▸ **Exercise aim**:
Could you repeat the records below exactly, leaving out any pictures?
- - -
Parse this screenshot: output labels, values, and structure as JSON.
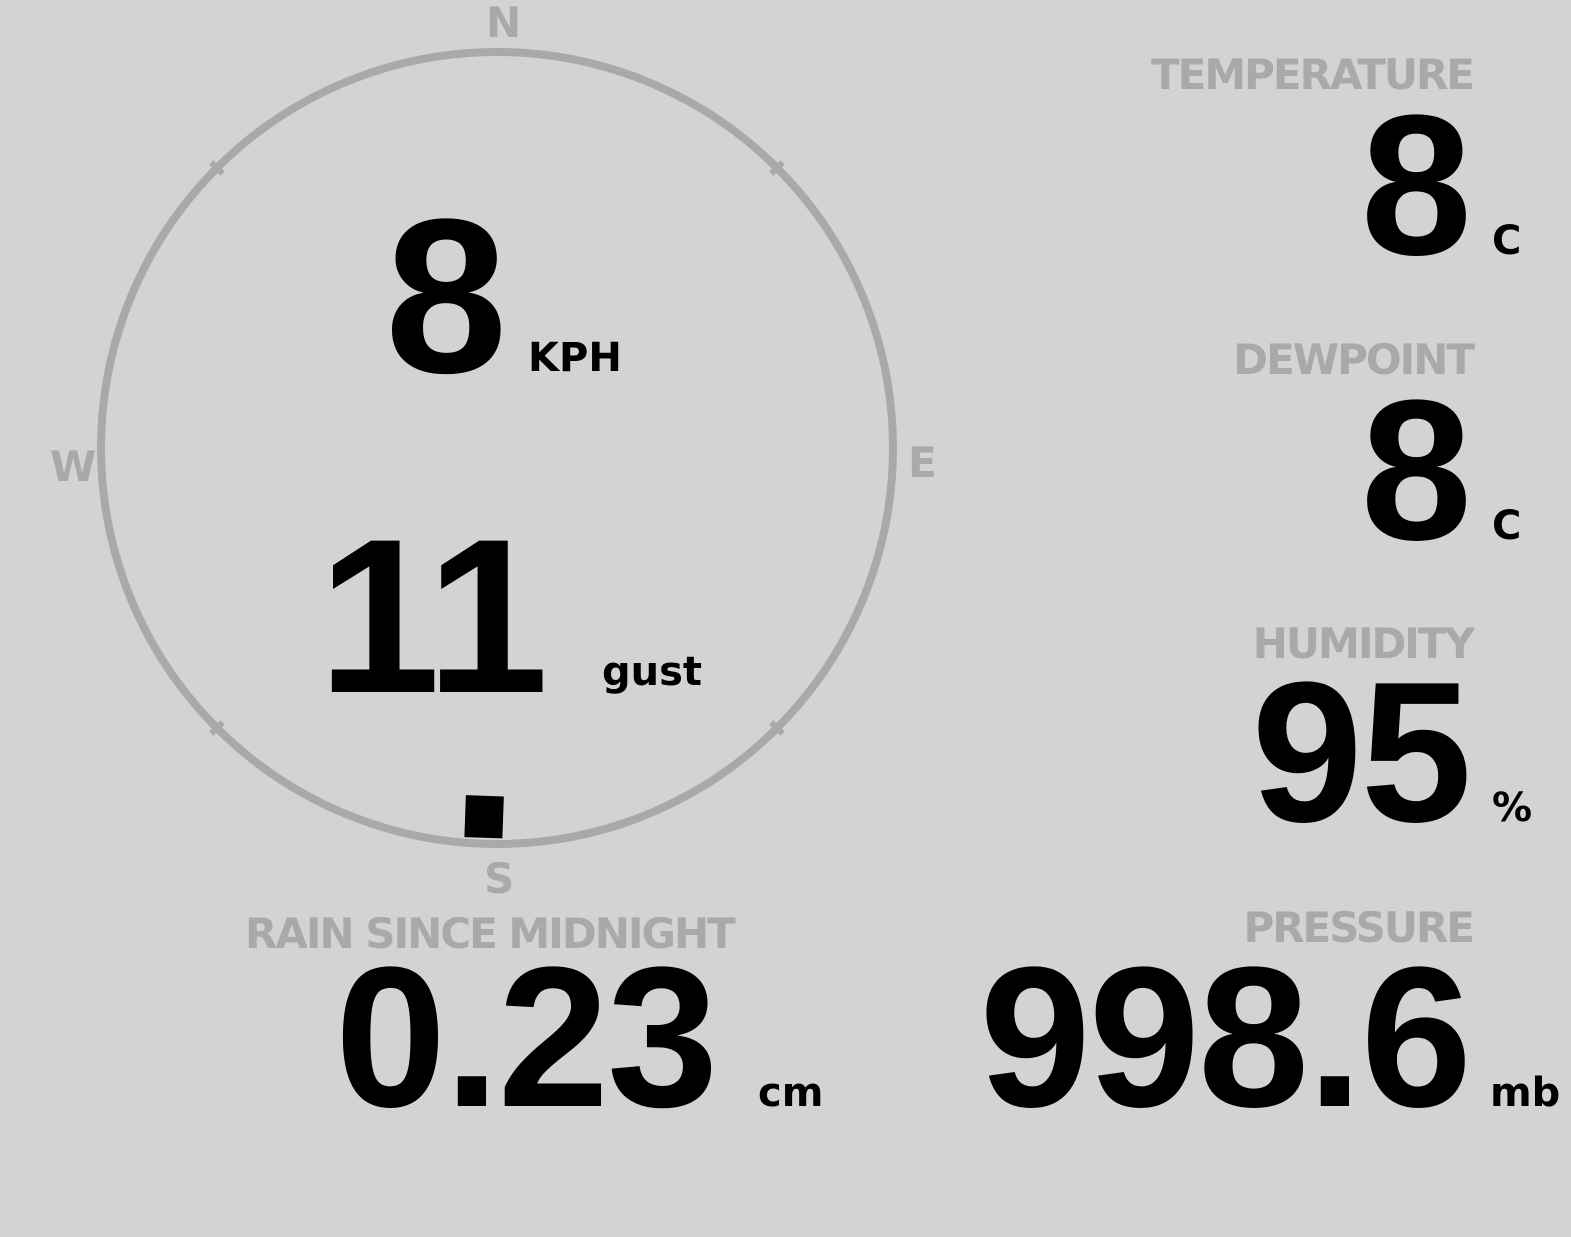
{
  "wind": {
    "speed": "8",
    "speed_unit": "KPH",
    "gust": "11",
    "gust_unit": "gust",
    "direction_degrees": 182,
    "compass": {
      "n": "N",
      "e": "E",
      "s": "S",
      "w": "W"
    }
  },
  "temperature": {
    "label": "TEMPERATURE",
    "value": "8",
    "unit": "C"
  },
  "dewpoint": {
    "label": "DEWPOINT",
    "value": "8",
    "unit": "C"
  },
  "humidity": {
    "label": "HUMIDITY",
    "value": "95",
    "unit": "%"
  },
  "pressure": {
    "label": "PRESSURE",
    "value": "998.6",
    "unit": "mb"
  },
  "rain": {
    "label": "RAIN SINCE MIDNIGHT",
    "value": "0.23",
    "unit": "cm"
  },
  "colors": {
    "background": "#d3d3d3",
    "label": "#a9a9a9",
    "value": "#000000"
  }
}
- - -
▸ **Full solution**:
Parse this screenshot: output labels, values, and structure as JSON.
{
  "wind": {
    "speed": "8",
    "speed_unit": "KPH",
    "gust": "11",
    "gust_unit": "gust",
    "direction_degrees": 182,
    "compass": {
      "n": "N",
      "e": "E",
      "s": "S",
      "w": "W"
    }
  },
  "temperature": {
    "label": "TEMPERATURE",
    "value": "8",
    "unit": "C"
  },
  "dewpoint": {
    "label": "DEWPOINT",
    "value": "8",
    "unit": "C"
  },
  "humidity": {
    "label": "HUMIDITY",
    "value": "95",
    "unit": "%"
  },
  "pressure": {
    "label": "PRESSURE",
    "value": "998.6",
    "unit": "mb"
  },
  "rain": {
    "label": "RAIN SINCE MIDNIGHT",
    "value": "0.23",
    "unit": "cm"
  },
  "colors": {
    "background": "#d3d3d3",
    "label": "#a9a9a9",
    "value": "#000000"
  }
}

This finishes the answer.